Aim →
Would you transcribe the listing that follows, character for character, and omit its images?

Given information →
* * * * * * *

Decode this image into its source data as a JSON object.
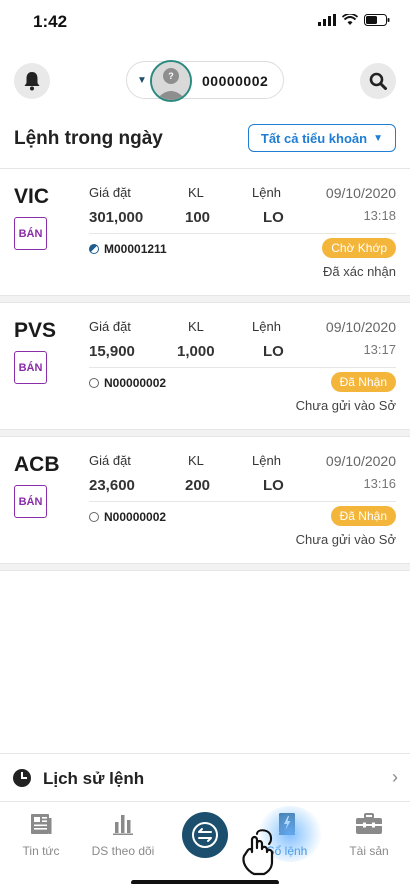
{
  "status_bar": {
    "time": "1:42"
  },
  "header": {
    "account_id": "00000002"
  },
  "section": {
    "title": "Lệnh trong ngày",
    "filter_label": "Tất cả tiểu khoản"
  },
  "labels": {
    "price": "Giá đặt",
    "qty": "KL",
    "type": "Lệnh"
  },
  "orders": [
    {
      "symbol": "VIC",
      "side": "BÁN",
      "price": "301,000",
      "qty": "100",
      "type": "LO",
      "date": "09/10/2020",
      "time": "13:18",
      "account": "M00001211",
      "status": "Chờ Khớp",
      "substatus": "Đã xác nhận"
    },
    {
      "symbol": "PVS",
      "side": "BÁN",
      "price": "15,900",
      "qty": "1,000",
      "type": "LO",
      "date": "09/10/2020",
      "time": "13:17",
      "account": "N00000002",
      "status": "Đã Nhận",
      "substatus": "Chưa gửi vào Sở"
    },
    {
      "symbol": "ACB",
      "side": "BÁN",
      "price": "23,600",
      "qty": "200",
      "type": "LO",
      "date": "09/10/2020",
      "time": "13:16",
      "account": "N00000002",
      "status": "Đã Nhận",
      "substatus": "Chưa gửi vào Sở"
    }
  ],
  "history": {
    "label": "Lịch sử lệnh"
  },
  "nav": {
    "news": "Tin tức",
    "watchlist": "DS theo dõi",
    "orders": "Sổ lệnh",
    "assets": "Tài sản"
  },
  "colors": {
    "accent": "#1f7dd3",
    "sell": "#8a2da8",
    "status": "#f3b53a",
    "nav_dark": "#1b4f6d"
  }
}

* * * * * * *

Final answer →
Decode this image into its source data as a JSON object.
{
  "status_bar": {
    "time": "1:42"
  },
  "header": {
    "account_id": "00000002"
  },
  "section": {
    "title": "Lệnh trong ngày",
    "filter_label": "Tất cả tiểu khoản"
  },
  "labels": {
    "price": "Giá đặt",
    "qty": "KL",
    "type": "Lệnh"
  },
  "orders": [
    {
      "symbol": "VIC",
      "side": "BÁN",
      "price": "301,000",
      "qty": "100",
      "type": "LO",
      "date": "09/10/2020",
      "time": "13:18",
      "account": "M00001211",
      "status": "Chờ Khớp",
      "substatus": "Đã xác nhận"
    },
    {
      "symbol": "PVS",
      "side": "BÁN",
      "price": "15,900",
      "qty": "1,000",
      "type": "LO",
      "date": "09/10/2020",
      "time": "13:17",
      "account": "N00000002",
      "status": "Đã Nhận",
      "substatus": "Chưa gửi vào Sở"
    },
    {
      "symbol": "ACB",
      "side": "BÁN",
      "price": "23,600",
      "qty": "200",
      "type": "LO",
      "date": "09/10/2020",
      "time": "13:16",
      "account": "N00000002",
      "status": "Đã Nhận",
      "substatus": "Chưa gửi vào Sở"
    }
  ],
  "history": {
    "label": "Lịch sử lệnh"
  },
  "nav": {
    "news": "Tin tức",
    "watchlist": "DS theo dõi",
    "orders": "Sổ lệnh",
    "assets": "Tài sản"
  },
  "colors": {
    "accent": "#1f7dd3",
    "sell": "#8a2da8",
    "status": "#f3b53a",
    "nav_dark": "#1b4f6d"
  }
}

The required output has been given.